Give back the records below exactly, every one, with no pictures.
── DATA FOR THE TASK ──
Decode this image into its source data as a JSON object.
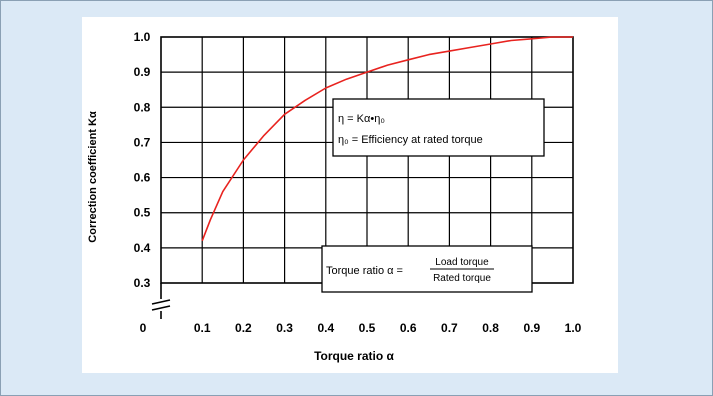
{
  "colors": {
    "page_background": "#dbe9f6",
    "card_background": "#ffffff",
    "curve": "#e8231f",
    "grid": "#000000",
    "text": "#000000"
  },
  "chart_data": {
    "type": "line",
    "title": "",
    "xlabel": "Torque ratio α",
    "ylabel": "Correction coefficient Kα",
    "xlim": [
      0,
      1.0
    ],
    "ylim": [
      0,
      1.0
    ],
    "x_ticks": [
      0.1,
      0.2,
      0.3,
      0.4,
      0.5,
      0.6,
      0.7,
      0.8,
      0.9,
      1.0
    ],
    "x_tick_labels": [
      "0.1",
      "0.2",
      "0.3",
      "0.4",
      "0.5",
      "0.6",
      "0.7",
      "0.8",
      "0.9",
      "1.0"
    ],
    "y_ticks": [
      0.3,
      0.4,
      0.5,
      0.6,
      0.7,
      0.8,
      0.9,
      1.0
    ],
    "y_tick_labels": [
      "0.3",
      "0.4",
      "0.5",
      "0.6",
      "0.7",
      "0.8",
      "0.9",
      "1.0"
    ],
    "origin_label": "0",
    "axis_break": true,
    "grid": true,
    "legend": "none",
    "series": [
      {
        "x": [
          0.1,
          0.12,
          0.15,
          0.2,
          0.25,
          0.3,
          0.35,
          0.4,
          0.45,
          0.5,
          0.55,
          0.6,
          0.65,
          0.7,
          0.75,
          0.8,
          0.85,
          0.9,
          0.95,
          1.0
        ],
        "y": [
          0.42,
          0.48,
          0.56,
          0.65,
          0.72,
          0.78,
          0.82,
          0.855,
          0.88,
          0.9,
          0.92,
          0.935,
          0.95,
          0.96,
          0.97,
          0.98,
          0.99,
          0.995,
          1.0,
          1.0
        ]
      }
    ],
    "annotations": {
      "efficiency_box": {
        "line1": "η = Kα•η₀",
        "line2": "η₀ = Efficiency at rated torque"
      },
      "ratio_box": {
        "prefix": "Torque ratio α =",
        "numerator": "Load torque",
        "denominator": "Rated torque"
      }
    }
  }
}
───
▸ **EXERCISE RESULT**
Decode this image into its source data as a JSON object.
{
  "colors": {
    "page_background": "#dbe9f6",
    "card_background": "#ffffff",
    "curve": "#e8231f",
    "grid": "#000000",
    "text": "#000000"
  },
  "chart_data": {
    "type": "line",
    "title": "",
    "xlabel": "Torque ratio α",
    "ylabel": "Correction coefficient Kα",
    "xlim": [
      0,
      1.0
    ],
    "ylim": [
      0,
      1.0
    ],
    "x_ticks": [
      0.1,
      0.2,
      0.3,
      0.4,
      0.5,
      0.6,
      0.7,
      0.8,
      0.9,
      1.0
    ],
    "x_tick_labels": [
      "0.1",
      "0.2",
      "0.3",
      "0.4",
      "0.5",
      "0.6",
      "0.7",
      "0.8",
      "0.9",
      "1.0"
    ],
    "y_ticks": [
      0.3,
      0.4,
      0.5,
      0.6,
      0.7,
      0.8,
      0.9,
      1.0
    ],
    "y_tick_labels": [
      "0.3",
      "0.4",
      "0.5",
      "0.6",
      "0.7",
      "0.8",
      "0.9",
      "1.0"
    ],
    "origin_label": "0",
    "axis_break": true,
    "grid": true,
    "legend": "none",
    "series": [
      {
        "x": [
          0.1,
          0.12,
          0.15,
          0.2,
          0.25,
          0.3,
          0.35,
          0.4,
          0.45,
          0.5,
          0.55,
          0.6,
          0.65,
          0.7,
          0.75,
          0.8,
          0.85,
          0.9,
          0.95,
          1.0
        ],
        "y": [
          0.42,
          0.48,
          0.56,
          0.65,
          0.72,
          0.78,
          0.82,
          0.855,
          0.88,
          0.9,
          0.92,
          0.935,
          0.95,
          0.96,
          0.97,
          0.98,
          0.99,
          0.995,
          1.0,
          1.0
        ]
      }
    ],
    "annotations": {
      "efficiency_box": {
        "line1": "η = Kα•η₀",
        "line2": "η₀ = Efficiency at rated torque"
      },
      "ratio_box": {
        "prefix": "Torque ratio α =",
        "numerator": "Load torque",
        "denominator": "Rated torque"
      }
    }
  }
}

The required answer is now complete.